- PROBLEM TO WORK ON: Your task is to output the entries below word for word.

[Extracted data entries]
>> Start

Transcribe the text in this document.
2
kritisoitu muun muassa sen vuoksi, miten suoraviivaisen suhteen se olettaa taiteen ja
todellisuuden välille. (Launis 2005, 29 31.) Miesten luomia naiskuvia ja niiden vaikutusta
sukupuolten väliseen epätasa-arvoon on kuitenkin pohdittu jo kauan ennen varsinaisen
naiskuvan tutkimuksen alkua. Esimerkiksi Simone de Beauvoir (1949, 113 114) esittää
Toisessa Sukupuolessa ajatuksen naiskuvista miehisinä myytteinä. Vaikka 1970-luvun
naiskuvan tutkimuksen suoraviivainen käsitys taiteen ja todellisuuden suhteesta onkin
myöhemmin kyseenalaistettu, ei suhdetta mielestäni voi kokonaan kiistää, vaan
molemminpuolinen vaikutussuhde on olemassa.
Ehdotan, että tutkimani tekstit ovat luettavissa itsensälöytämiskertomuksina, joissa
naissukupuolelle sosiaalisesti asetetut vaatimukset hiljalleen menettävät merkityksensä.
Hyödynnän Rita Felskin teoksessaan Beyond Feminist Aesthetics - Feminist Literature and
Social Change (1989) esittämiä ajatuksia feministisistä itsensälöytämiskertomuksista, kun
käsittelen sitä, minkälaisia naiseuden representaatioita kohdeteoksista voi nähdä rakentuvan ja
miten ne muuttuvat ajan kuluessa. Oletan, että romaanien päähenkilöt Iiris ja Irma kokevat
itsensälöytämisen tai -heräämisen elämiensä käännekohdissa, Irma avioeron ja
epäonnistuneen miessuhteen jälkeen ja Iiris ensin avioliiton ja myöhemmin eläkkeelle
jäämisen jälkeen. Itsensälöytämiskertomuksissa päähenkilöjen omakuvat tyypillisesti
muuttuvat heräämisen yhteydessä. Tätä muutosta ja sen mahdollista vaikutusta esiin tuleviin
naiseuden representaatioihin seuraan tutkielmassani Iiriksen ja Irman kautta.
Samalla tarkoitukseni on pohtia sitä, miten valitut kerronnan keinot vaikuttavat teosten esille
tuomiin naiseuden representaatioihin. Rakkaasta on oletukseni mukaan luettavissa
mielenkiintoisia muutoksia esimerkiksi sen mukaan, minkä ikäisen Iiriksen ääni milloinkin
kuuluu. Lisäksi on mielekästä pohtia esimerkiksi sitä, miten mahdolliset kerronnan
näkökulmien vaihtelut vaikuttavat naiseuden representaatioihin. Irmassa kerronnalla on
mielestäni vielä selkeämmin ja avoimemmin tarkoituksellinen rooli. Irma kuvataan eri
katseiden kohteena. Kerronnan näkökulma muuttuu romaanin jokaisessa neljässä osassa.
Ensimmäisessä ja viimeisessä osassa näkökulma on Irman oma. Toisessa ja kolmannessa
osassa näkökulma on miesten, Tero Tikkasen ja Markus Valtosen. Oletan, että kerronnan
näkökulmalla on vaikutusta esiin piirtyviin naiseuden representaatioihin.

>> End

- TASK RESPONSE:
Transcribe the text in this document.
2
kritisoitu muun muassa sen vuoksi, miten suoraviivaisen suhteen se olettaa taiteen ja
todellisuuden välille. (Launis 2005, 29 31.) Miesten luomia naiskuvia ja niiden vaikutusta
sukupuolten väliseen epätasa-arvoon on kuitenkin pohdittu jo kauan ennen varsinaisen
naiskuvan tutkimuksen alkua. Esimerkiksi Simone de Beauvoir (1949, 113 114) esittää
Toisessa Sukupuolessa ajatuksen naiskuvista miehisinä myytteinä. Vaikka 1970-luvun
naiskuvan tutkimuksen suoraviivainen käsitys taiteen ja todellisuuden suhteesta onkin
myöhemmin kyseenalaistettu, ei suhdetta mielestäni voi kokonaan kiistää, vaan
molemminpuolinen vaikutussuhde on olemassa.
Ehdotan, että tutkimani tekstit ovat luettavissa itsensälöytämiskertomuksina, joissa
naissukupuolelle sosiaalisesti asetetut vaatimukset hiljalleen menettävät merkityksensä.
Hyödynnän Rita Felskin teoksessaan Beyond Feminist Aesthetics - Feminist Literature and
Social Change (1989) esittämiä ajatuksia feministisistä itsensälöytämiskertomuksista, kun
käsittelen sitä, minkälaisia naiseuden representaatioita kohdeteoksista voi nähdä rakentuvan ja
miten ne muuttuvat ajan kuluessa. Oletan, että romaanien päähenkilöt Iiris ja Irma kokevat
itsensälöytämisen tai -heräämisen elämiensä käännekohdissa, Irma avioeron ja
epäonnistuneen miessuhteen jälkeen ja Iiris ensin avioliiton ja myöhemmin eläkkeelle
jäämisen jälkeen. Itsensälöytämiskertomuksissa päähenkilöjen omakuvat tyypillisesti
muuttuvat heräämisen yhteydessä. Tätä muutosta ja sen mahdollista vaikutusta esiin tuleviin
naiseuden representaatioihin seuraan tutkielmassani Iiriksen ja Irman kautta.
Samalla tarkoitukseni on pohtia sitä, miten valitut kerronnan keinot vaikuttavat teosten esille
tuomiin naiseuden representaatioihin. Rakkaasta on oletukseni mukaan luettavissa
mielenkiintoisia muutoksia esimerkiksi sen mukaan, minkä ikäisen Iiriksen ääni milloinkin
kuuluu. Lisäksi on mielekästä pohtia esimerkiksi sitä, miten mahdolliset kerronnan
näkökulmien vaihtelut vaikuttavat naiseuden representaatioihin. Irmassa kerronnalla on
mielestäni vielä selkeämmin ja avoimemmin tarkoituksellinen rooli. Irma kuvataan eri
katseiden kohteena. Kerronnan näkökulma muuttuu romaanin jokaisessa neljässä osassa.
Ensimmäisessä ja viimeisessä osassa näkökulma on Irman oma. Toisessa ja kolmannessa
osassa näkökulma on miesten, Tero Tikkasen ja Markus Valtosen. Oletan, että kerronnan
näkökulmalla on vaikutusta esiin piirtyviin naiseuden representaatioihin.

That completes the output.